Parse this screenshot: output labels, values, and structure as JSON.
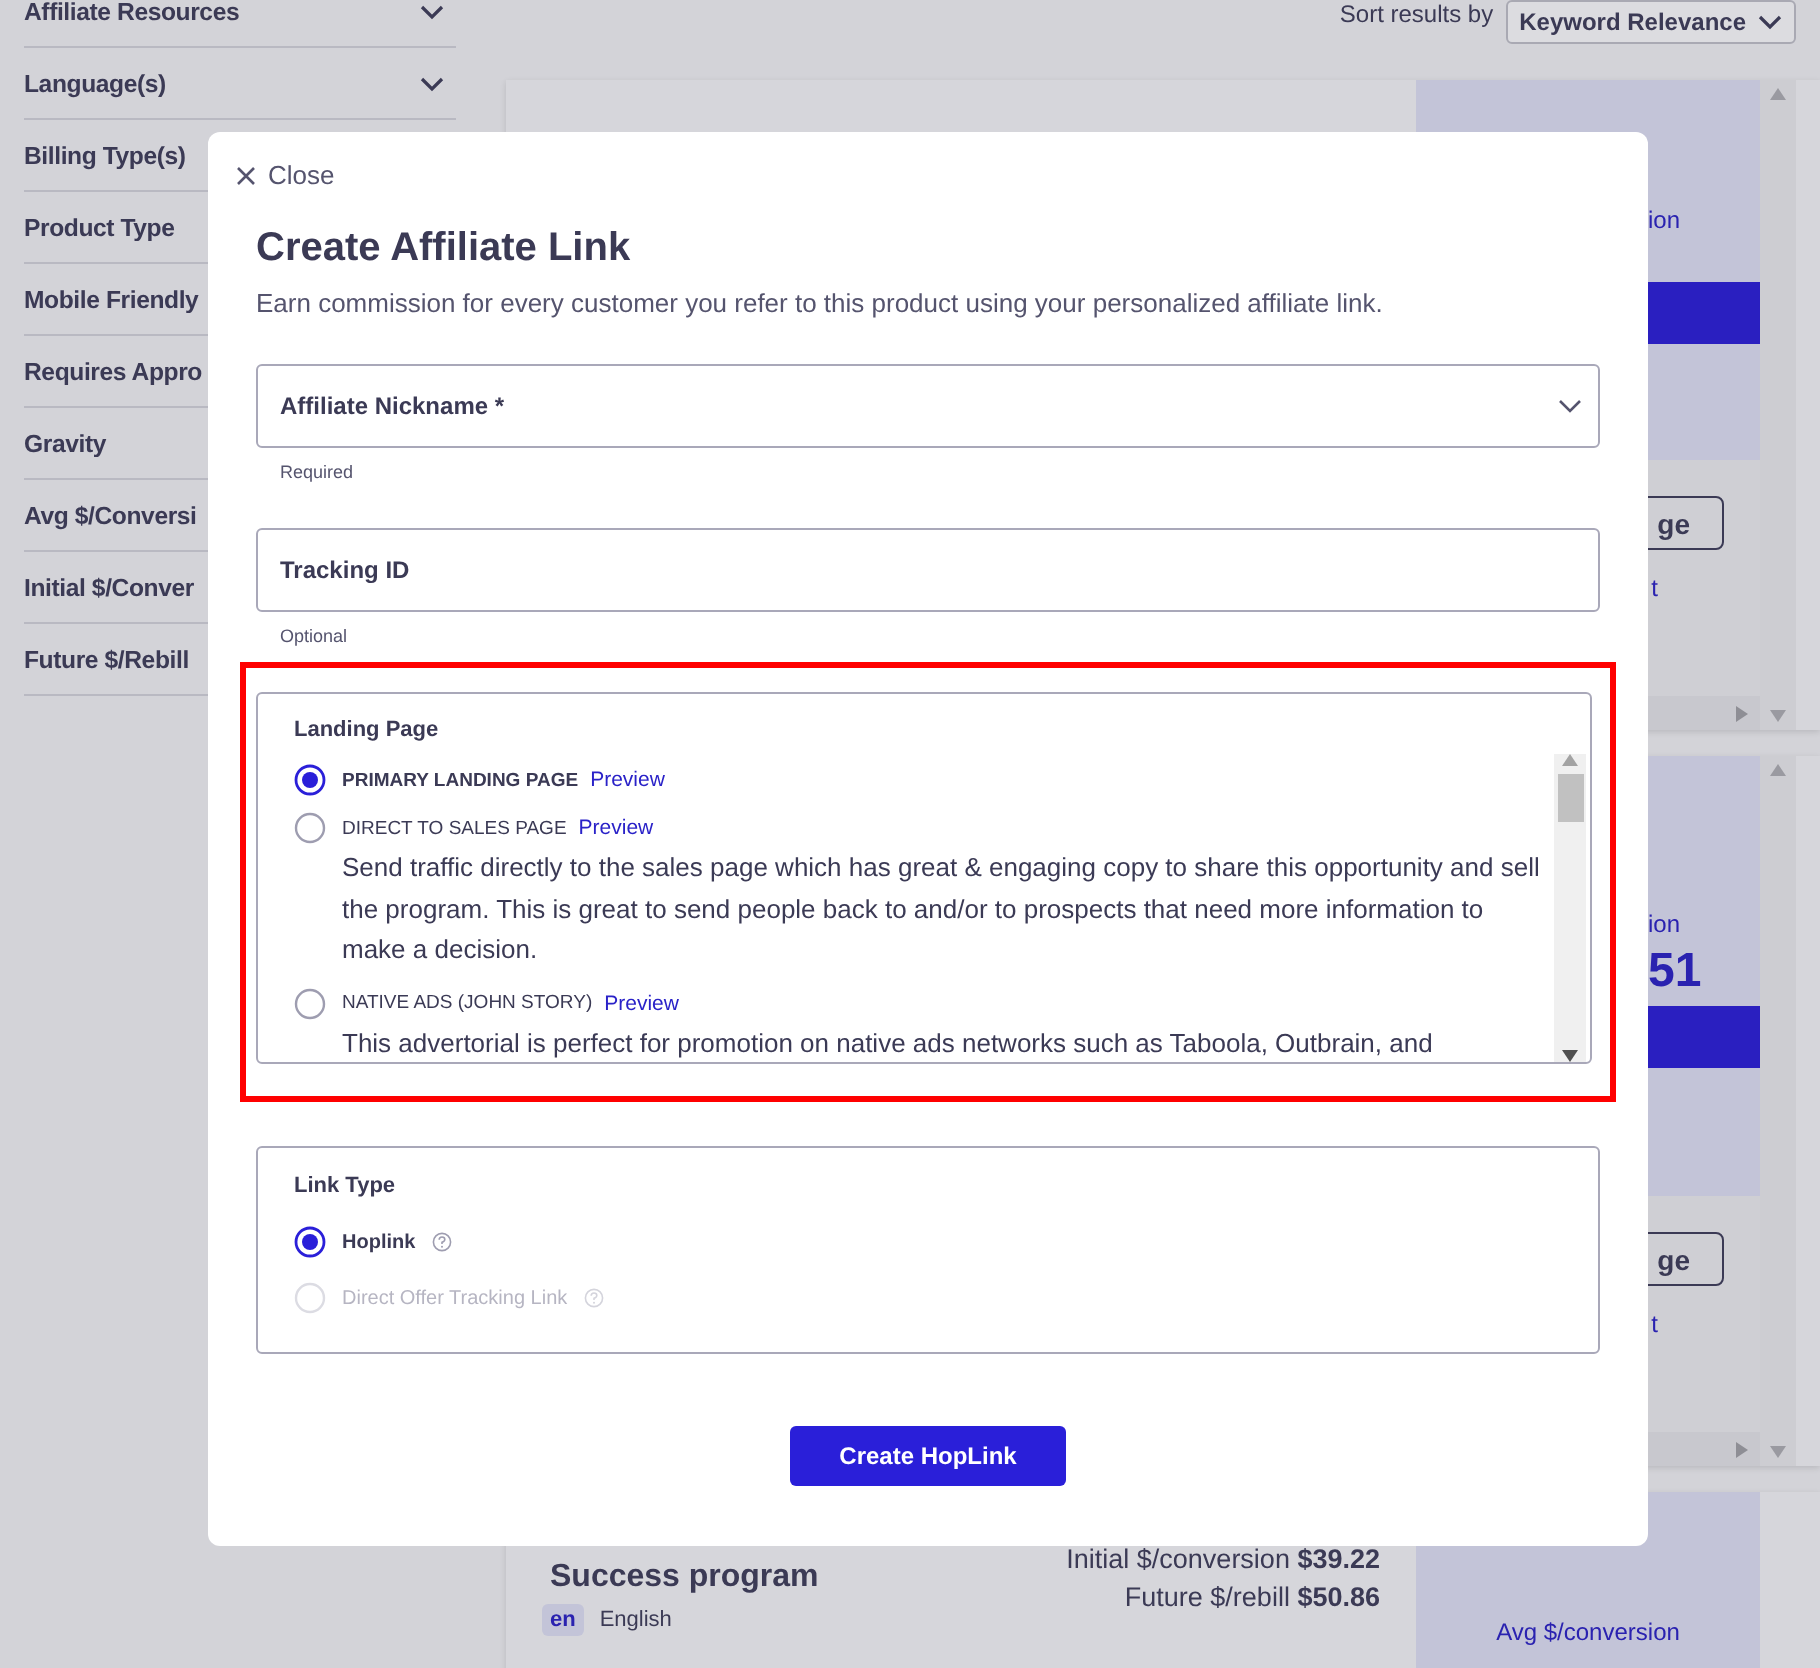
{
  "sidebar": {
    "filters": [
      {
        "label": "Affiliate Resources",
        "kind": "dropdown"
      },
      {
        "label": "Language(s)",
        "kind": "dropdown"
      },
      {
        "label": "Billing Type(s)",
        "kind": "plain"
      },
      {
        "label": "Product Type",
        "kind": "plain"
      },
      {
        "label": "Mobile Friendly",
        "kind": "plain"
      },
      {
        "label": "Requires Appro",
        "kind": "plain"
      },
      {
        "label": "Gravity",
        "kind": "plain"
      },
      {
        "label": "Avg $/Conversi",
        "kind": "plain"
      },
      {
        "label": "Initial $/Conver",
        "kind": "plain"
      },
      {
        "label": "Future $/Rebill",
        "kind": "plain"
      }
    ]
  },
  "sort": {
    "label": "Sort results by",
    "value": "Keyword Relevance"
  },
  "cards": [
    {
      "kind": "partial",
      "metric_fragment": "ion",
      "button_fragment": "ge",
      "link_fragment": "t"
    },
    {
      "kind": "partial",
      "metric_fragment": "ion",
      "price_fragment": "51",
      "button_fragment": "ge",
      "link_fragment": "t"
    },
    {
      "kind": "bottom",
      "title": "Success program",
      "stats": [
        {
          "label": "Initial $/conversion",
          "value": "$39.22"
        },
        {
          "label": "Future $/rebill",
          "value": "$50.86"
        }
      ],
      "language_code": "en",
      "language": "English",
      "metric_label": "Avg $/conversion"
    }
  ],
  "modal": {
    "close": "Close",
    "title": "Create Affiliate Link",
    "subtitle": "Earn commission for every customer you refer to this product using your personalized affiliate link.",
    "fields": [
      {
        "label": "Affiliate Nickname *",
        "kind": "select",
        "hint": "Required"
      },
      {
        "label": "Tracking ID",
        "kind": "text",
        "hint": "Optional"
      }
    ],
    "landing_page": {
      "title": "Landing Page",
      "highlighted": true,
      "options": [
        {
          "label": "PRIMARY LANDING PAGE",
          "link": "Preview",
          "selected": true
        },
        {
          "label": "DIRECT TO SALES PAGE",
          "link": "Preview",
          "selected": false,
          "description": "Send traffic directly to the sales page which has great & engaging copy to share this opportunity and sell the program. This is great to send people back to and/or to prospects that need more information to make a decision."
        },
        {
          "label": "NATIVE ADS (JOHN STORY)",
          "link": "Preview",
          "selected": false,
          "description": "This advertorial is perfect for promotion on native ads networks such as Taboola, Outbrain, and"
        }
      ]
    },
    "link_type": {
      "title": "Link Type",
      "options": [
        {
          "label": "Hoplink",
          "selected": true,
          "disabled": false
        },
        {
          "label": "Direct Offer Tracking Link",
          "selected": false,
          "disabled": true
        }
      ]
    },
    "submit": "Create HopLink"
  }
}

-=-=-

◆ **DIRECTIONS**: Search the data above for the string "Future" and copy each line that has it.

◆ **TASK ANSWER**:
        "label": "Future $/Rebill",
          "label": "Future $/rebill",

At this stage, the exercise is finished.